== INFORMATION GIVEN ==
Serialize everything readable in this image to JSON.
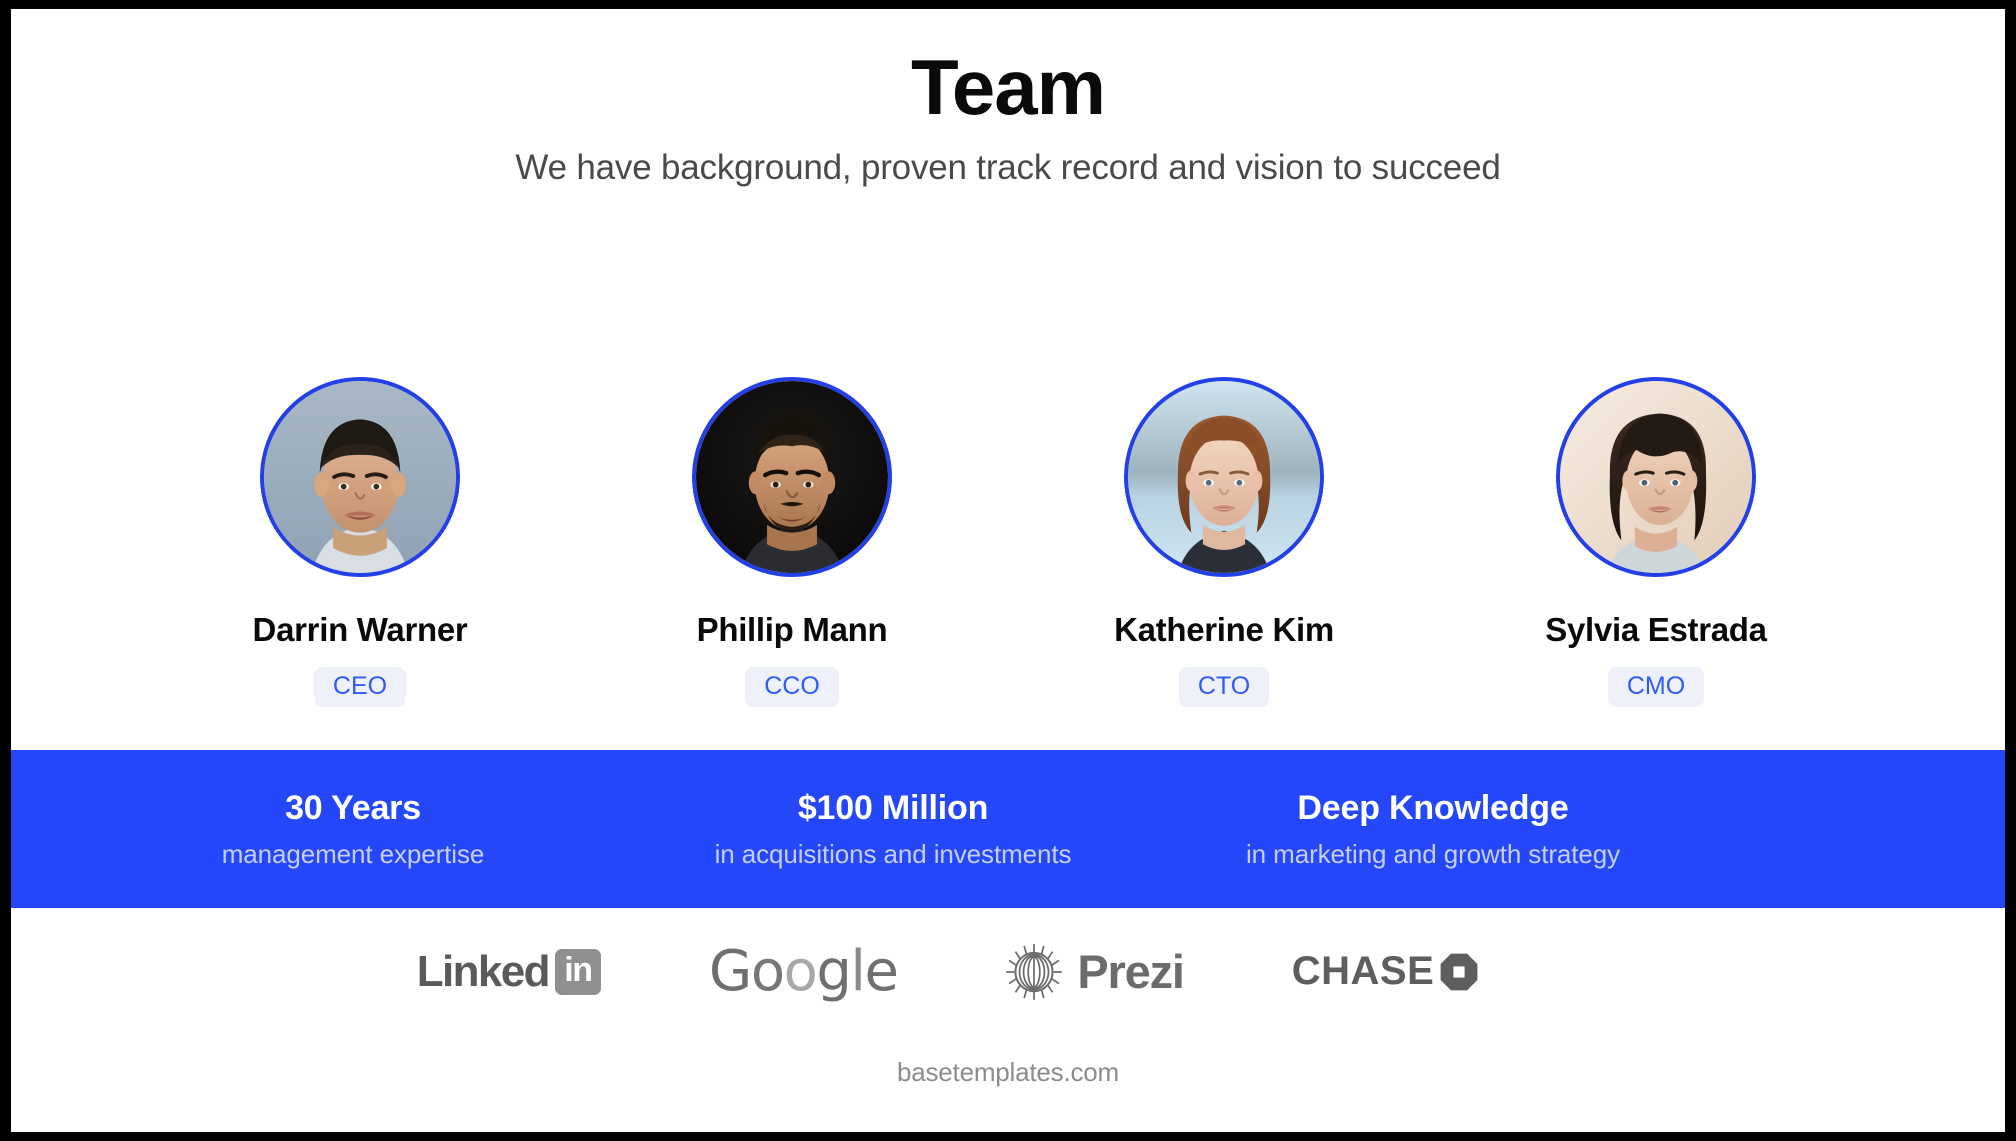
{
  "slide": {
    "title": "Team",
    "subtitle": "We have background, proven track record and vision to succeed"
  },
  "team": {
    "members": [
      {
        "name": "Darrin Warner",
        "role": "CEO",
        "avatar": "portrait-man-dark-hair",
        "avatar_bg": "#9fb0c0"
      },
      {
        "name": "Phillip Mann",
        "role": "CCO",
        "avatar": "portrait-man-beard",
        "avatar_bg": "#0a0a0a"
      },
      {
        "name": "Katherine Kim",
        "role": "CTO",
        "avatar": "portrait-woman-auburn-hair",
        "avatar_bg": "#bcd7e8"
      },
      {
        "name": "Sylvia Estrada",
        "role": "CMO",
        "avatar": "portrait-woman-dark-hair",
        "avatar_bg": "#efe2d6"
      }
    ]
  },
  "stats": {
    "items": [
      {
        "value": "30 Years",
        "label": "management expertise"
      },
      {
        "value": "$100 Million",
        "label": "in acquisitions and investments"
      },
      {
        "value": "Deep Knowledge",
        "label": "in marketing and growth strategy"
      }
    ]
  },
  "logos": {
    "items": [
      {
        "name": "linkedin",
        "word": "Linked",
        "mark": "in"
      },
      {
        "name": "google",
        "letters": [
          "G",
          "o",
          "o",
          "g",
          "l",
          "e"
        ]
      },
      {
        "name": "prezi",
        "word": "Prezi"
      },
      {
        "name": "chase",
        "word": "CHASE"
      }
    ]
  },
  "footer": {
    "text": "basetemplates.com"
  },
  "colors": {
    "accent_blue": "#2447fa",
    "badge_text": "#2f5bf6",
    "badge_bg": "#eef1f9",
    "avatar_ring": "#2340e8",
    "stat_label": "#c5cffd"
  }
}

== AIM ==
Gather each line of the listing that holds the string "hair".

== RESPONSE BELOW ==
        "avatar": "portrait-man-dark-hair",
        "avatar": "portrait-woman-auburn-hair",
        "avatar": "portrait-woman-dark-hair",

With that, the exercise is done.